Saved entries:
* * *

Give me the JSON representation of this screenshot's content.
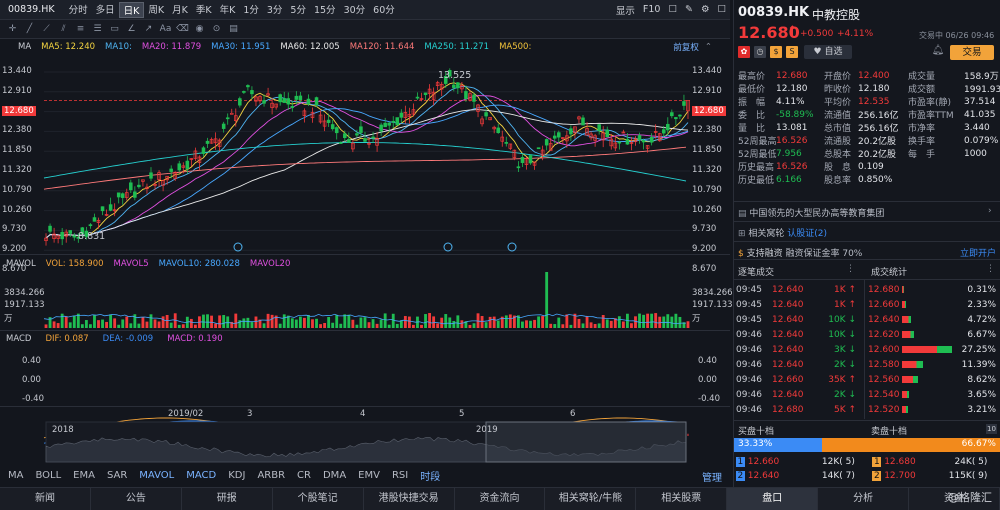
{
  "toolbar": {
    "symbol": "00839.HK",
    "periods": [
      "分时",
      "多日",
      "日K",
      "周K",
      "月K",
      "季K",
      "年K",
      "1分",
      "3分",
      "5分",
      "15分",
      "30分",
      "60分"
    ],
    "active_period": "日K",
    "display": "显示",
    "f10": "F10"
  },
  "ma_legend": {
    "ma": "MA",
    "items": [
      {
        "label": "MA5: 12.240",
        "color": "#f5d541"
      },
      {
        "label": "MA10:",
        "color": "#4fb4f2"
      },
      {
        "label": "MA20: 11.879",
        "color": "#e050e0"
      },
      {
        "label": "MA30: 11.951",
        "color": "#48a8ff"
      },
      {
        "label": "MA60: 12.005",
        "color": "#e8e8e8"
      },
      {
        "label": "MA120: 11.644",
        "color": "#ff7a7a"
      },
      {
        "label": "MA250: 11.271",
        "color": "#26d0d0"
      },
      {
        "label": "MA500:",
        "color": "#f0c23a"
      }
    ],
    "adjust": "前复权"
  },
  "price_axis": {
    "left": [
      "13.440",
      "12.910",
      "12.680",
      "12.380",
      "11.850",
      "11.320",
      "10.790",
      "10.260",
      "9.730",
      "9.200",
      "8.670"
    ],
    "right": [
      "13.440",
      "12.910",
      "12.680",
      "12.380",
      "11.850",
      "11.320",
      "10.790",
      "10.260",
      "9.730",
      "9.200",
      "8.670"
    ],
    "high_label": "13.525",
    "low_label": "8.831"
  },
  "volume": {
    "label": "MAVOL",
    "vol": "VOL: 158.900",
    "mavol5": "MAVOL5",
    "mavol10": "MAVOL10: 280.028",
    "mavol20": "MAVOL20",
    "axis": [
      "3834.266",
      "1917.133",
      "万"
    ],
    "axis_right": [
      "3834.266",
      "1917.133",
      "万"
    ]
  },
  "macd": {
    "label": "MACD",
    "dif": "DIF: 0.087",
    "dea": "DEA: -0.009",
    "macd": "MACD: 0.190",
    "axis": [
      "0.40",
      "0.00",
      "-0.40"
    ],
    "axis_right": [
      "0.40",
      "0.00",
      "-0.40"
    ]
  },
  "time_axis": [
    "2019/02",
    "3",
    "4",
    "5",
    "6"
  ],
  "overview_labels": [
    "2018",
    "2019"
  ],
  "indicators": [
    "MA",
    "BOLL",
    "EMA",
    "SAR",
    "MAVOL",
    "MACD",
    "KDJ",
    "ARBR",
    "CR",
    "DMA",
    "EMV",
    "RSI",
    "时段"
  ],
  "indicators_active": [
    "MAVOL",
    "MACD",
    "时段"
  ],
  "manage": "管理",
  "bottom_nav": [
    "新闻",
    "公告",
    "研报",
    "个股笔记",
    "港股快捷交易",
    "资金流向",
    "相关窝轮/牛熊",
    "相关股票",
    "盘口",
    "分析",
    "资金"
  ],
  "bottom_active": "盘口",
  "watermark": "@格隆汇",
  "quote": {
    "code": "00839.HK",
    "name": "中教控股",
    "price": "12.680",
    "arrow": "↑",
    "change": "+0.500",
    "pct": "+4.11%",
    "trade_time": "交易中 06/26 09:46",
    "watch": "自选",
    "trade": "交易",
    "stats": [
      [
        "最高价",
        "12.680",
        "开盘价",
        "12.400",
        "成交量",
        "158.9万"
      ],
      [
        "最低价",
        "12.180",
        "昨收价",
        "12.180",
        "成交额",
        "1991.93万"
      ],
      [
        "振　幅",
        "4.11%",
        "平均价",
        "12.535",
        "市盈率(静)",
        "37.514"
      ],
      [
        "委　比",
        "-58.89%",
        "流通值",
        "256.16亿",
        "市盈率TTM",
        "41.035"
      ],
      [
        "量　比",
        "13.081",
        "总市值",
        "256.16亿",
        "市净率",
        "3.440"
      ],
      [
        "52周最高",
        "16.526",
        "流通股",
        "20.2亿股",
        "换手率",
        "0.079%"
      ],
      [
        "52周最低",
        "7.956",
        "总股本",
        "20.2亿股",
        "每　手",
        "1000"
      ],
      [
        "历史最高",
        "16.526",
        "股　息",
        "0.109",
        "",
        ""
      ],
      [
        "历史最低",
        "6.166",
        "股息率",
        "0.850%",
        "",
        ""
      ]
    ],
    "desc": "中国领先的大型民办高等教育集团",
    "warrants": "相关窝轮",
    "certs": "认股证(2)",
    "margin": "支持融资",
    "margin_rate": "融资保证金率 70%",
    "open_account": "立即开户"
  },
  "ticks": {
    "title": "逐笔成交",
    "rows": [
      [
        "09:45",
        "12.640",
        "1K",
        "up"
      ],
      [
        "09:45",
        "12.640",
        "1K",
        "up"
      ],
      [
        "09:45",
        "12.640",
        "10K",
        "down"
      ],
      [
        "09:46",
        "12.640",
        "10K",
        "down"
      ],
      [
        "09:46",
        "12.640",
        "3K",
        "down"
      ],
      [
        "09:46",
        "12.640",
        "2K",
        "down"
      ],
      [
        "09:46",
        "12.660",
        "35K",
        "up"
      ],
      [
        "09:46",
        "12.640",
        "2K",
        "down"
      ],
      [
        "09:46",
        "12.680",
        "5K",
        "up"
      ]
    ]
  },
  "dist": {
    "title": "成交统计",
    "rows": [
      [
        "12.680",
        "0.31%",
        0.31
      ],
      [
        "12.660",
        "2.33%",
        2.33
      ],
      [
        "12.640",
        "4.72%",
        4.72
      ],
      [
        "12.620",
        "6.67%",
        6.67
      ],
      [
        "12.600",
        "27.25%",
        27.25
      ],
      [
        "12.580",
        "11.39%",
        11.39
      ],
      [
        "12.560",
        "8.62%",
        8.62
      ],
      [
        "12.540",
        "3.65%",
        3.65
      ],
      [
        "12.520",
        "3.21%",
        3.21
      ]
    ]
  },
  "book": {
    "bid_title": "买盘十档",
    "ask_title": "卖盘十档",
    "ten": "10",
    "bid_pct": "33.33%",
    "ask_pct": "66.67%",
    "bid_ratio": 0.3333,
    "bids": [
      [
        "1",
        "12.660",
        "12K",
        "( 5)"
      ],
      [
        "2",
        "12.640",
        "14K",
        "( 7)"
      ]
    ],
    "asks": [
      [
        "1",
        "12.680",
        "24K",
        "( 5)"
      ],
      [
        "2",
        "12.700",
        "115K",
        "( 9)"
      ]
    ]
  },
  "colors": {
    "up": "#f23a3a",
    "down": "#1fbd52",
    "bg": "#13161d",
    "accent": "#3b8bf5"
  }
}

* * *

Directions: Except for the pictures, copy every line of the records above exactly.

Solution to this task:
Give me the JSON representation of this screenshot's content.
{
  "toolbar": {
    "symbol": "00839.HK",
    "periods": [
      "分时",
      "多日",
      "日K",
      "周K",
      "月K",
      "季K",
      "年K",
      "1分",
      "3分",
      "5分",
      "15分",
      "30分",
      "60分"
    ],
    "active_period": "日K",
    "display": "显示",
    "f10": "F10"
  },
  "ma_legend": {
    "ma": "MA",
    "items": [
      {
        "label": "MA5: 12.240",
        "color": "#f5d541"
      },
      {
        "label": "MA10:",
        "color": "#4fb4f2"
      },
      {
        "label": "MA20: 11.879",
        "color": "#e050e0"
      },
      {
        "label": "MA30: 11.951",
        "color": "#48a8ff"
      },
      {
        "label": "MA60: 12.005",
        "color": "#e8e8e8"
      },
      {
        "label": "MA120: 11.644",
        "color": "#ff7a7a"
      },
      {
        "label": "MA250: 11.271",
        "color": "#26d0d0"
      },
      {
        "label": "MA500:",
        "color": "#f0c23a"
      }
    ],
    "adjust": "前复权"
  },
  "price_axis": {
    "left": [
      "13.440",
      "12.910",
      "12.680",
      "12.380",
      "11.850",
      "11.320",
      "10.790",
      "10.260",
      "9.730",
      "9.200",
      "8.670"
    ],
    "right": [
      "13.440",
      "12.910",
      "12.680",
      "12.380",
      "11.850",
      "11.320",
      "10.790",
      "10.260",
      "9.730",
      "9.200",
      "8.670"
    ],
    "high_label": "13.525",
    "low_label": "8.831"
  },
  "volume": {
    "label": "MAVOL",
    "vol": "VOL: 158.900",
    "mavol5": "MAVOL5",
    "mavol10": "MAVOL10: 280.028",
    "mavol20": "MAVOL20",
    "axis": [
      "3834.266",
      "1917.133",
      "万"
    ],
    "axis_right": [
      "3834.266",
      "1917.133",
      "万"
    ]
  },
  "macd": {
    "label": "MACD",
    "dif": "DIF: 0.087",
    "dea": "DEA: -0.009",
    "macd": "MACD: 0.190",
    "axis": [
      "0.40",
      "0.00",
      "-0.40"
    ],
    "axis_right": [
      "0.40",
      "0.00",
      "-0.40"
    ]
  },
  "time_axis": [
    "2019/02",
    "3",
    "4",
    "5",
    "6"
  ],
  "overview_labels": [
    "2018",
    "2019"
  ],
  "indicators": [
    "MA",
    "BOLL",
    "EMA",
    "SAR",
    "MAVOL",
    "MACD",
    "KDJ",
    "ARBR",
    "CR",
    "DMA",
    "EMV",
    "RSI",
    "时段"
  ],
  "indicators_active": [
    "MAVOL",
    "MACD",
    "时段"
  ],
  "manage": "管理",
  "bottom_nav": [
    "新闻",
    "公告",
    "研报",
    "个股笔记",
    "港股快捷交易",
    "资金流向",
    "相关窝轮/牛熊",
    "相关股票",
    "盘口",
    "分析",
    "资金"
  ],
  "bottom_active": "盘口",
  "watermark": "@格隆汇",
  "quote": {
    "code": "00839.HK",
    "name": "中教控股",
    "price": "12.680",
    "arrow": "↑",
    "change": "+0.500",
    "pct": "+4.11%",
    "trade_time": "交易中 06/26 09:46",
    "watch": "自选",
    "trade": "交易",
    "stats": [
      [
        "最高价",
        "12.680",
        "开盘价",
        "12.400",
        "成交量",
        "158.9万"
      ],
      [
        "最低价",
        "12.180",
        "昨收价",
        "12.180",
        "成交额",
        "1991.93万"
      ],
      [
        "振　幅",
        "4.11%",
        "平均价",
        "12.535",
        "市盈率(静)",
        "37.514"
      ],
      [
        "委　比",
        "-58.89%",
        "流通值",
        "256.16亿",
        "市盈率TTM",
        "41.035"
      ],
      [
        "量　比",
        "13.081",
        "总市值",
        "256.16亿",
        "市净率",
        "3.440"
      ],
      [
        "52周最高",
        "16.526",
        "流通股",
        "20.2亿股",
        "换手率",
        "0.079%"
      ],
      [
        "52周最低",
        "7.956",
        "总股本",
        "20.2亿股",
        "每　手",
        "1000"
      ],
      [
        "历史最高",
        "16.526",
        "股　息",
        "0.109",
        "",
        ""
      ],
      [
        "历史最低",
        "6.166",
        "股息率",
        "0.850%",
        "",
        ""
      ]
    ],
    "desc": "中国领先的大型民办高等教育集团",
    "warrants": "相关窝轮",
    "certs": "认股证(2)",
    "margin": "支持融资",
    "margin_rate": "融资保证金率 70%",
    "open_account": "立即开户"
  },
  "ticks": {
    "title": "逐笔成交",
    "rows": [
      [
        "09:45",
        "12.640",
        "1K",
        "up"
      ],
      [
        "09:45",
        "12.640",
        "1K",
        "up"
      ],
      [
        "09:45",
        "12.640",
        "10K",
        "down"
      ],
      [
        "09:46",
        "12.640",
        "10K",
        "down"
      ],
      [
        "09:46",
        "12.640",
        "3K",
        "down"
      ],
      [
        "09:46",
        "12.640",
        "2K",
        "down"
      ],
      [
        "09:46",
        "12.660",
        "35K",
        "up"
      ],
      [
        "09:46",
        "12.640",
        "2K",
        "down"
      ],
      [
        "09:46",
        "12.680",
        "5K",
        "up"
      ]
    ]
  },
  "dist": {
    "title": "成交统计",
    "rows": [
      [
        "12.680",
        "0.31%",
        0.31
      ],
      [
        "12.660",
        "2.33%",
        2.33
      ],
      [
        "12.640",
        "4.72%",
        4.72
      ],
      [
        "12.620",
        "6.67%",
        6.67
      ],
      [
        "12.600",
        "27.25%",
        27.25
      ],
      [
        "12.580",
        "11.39%",
        11.39
      ],
      [
        "12.560",
        "8.62%",
        8.62
      ],
      [
        "12.540",
        "3.65%",
        3.65
      ],
      [
        "12.520",
        "3.21%",
        3.21
      ]
    ]
  },
  "book": {
    "bid_title": "买盘十档",
    "ask_title": "卖盘十档",
    "ten": "10",
    "bid_pct": "33.33%",
    "ask_pct": "66.67%",
    "bid_ratio": 0.3333,
    "bids": [
      [
        "1",
        "12.660",
        "12K",
        "( 5)"
      ],
      [
        "2",
        "12.640",
        "14K",
        "( 7)"
      ]
    ],
    "asks": [
      [
        "1",
        "12.680",
        "24K",
        "( 5)"
      ],
      [
        "2",
        "12.700",
        "115K",
        "( 9)"
      ]
    ]
  },
  "colors": {
    "up": "#f23a3a",
    "down": "#1fbd52",
    "bg": "#13161d",
    "accent": "#3b8bf5"
  }
}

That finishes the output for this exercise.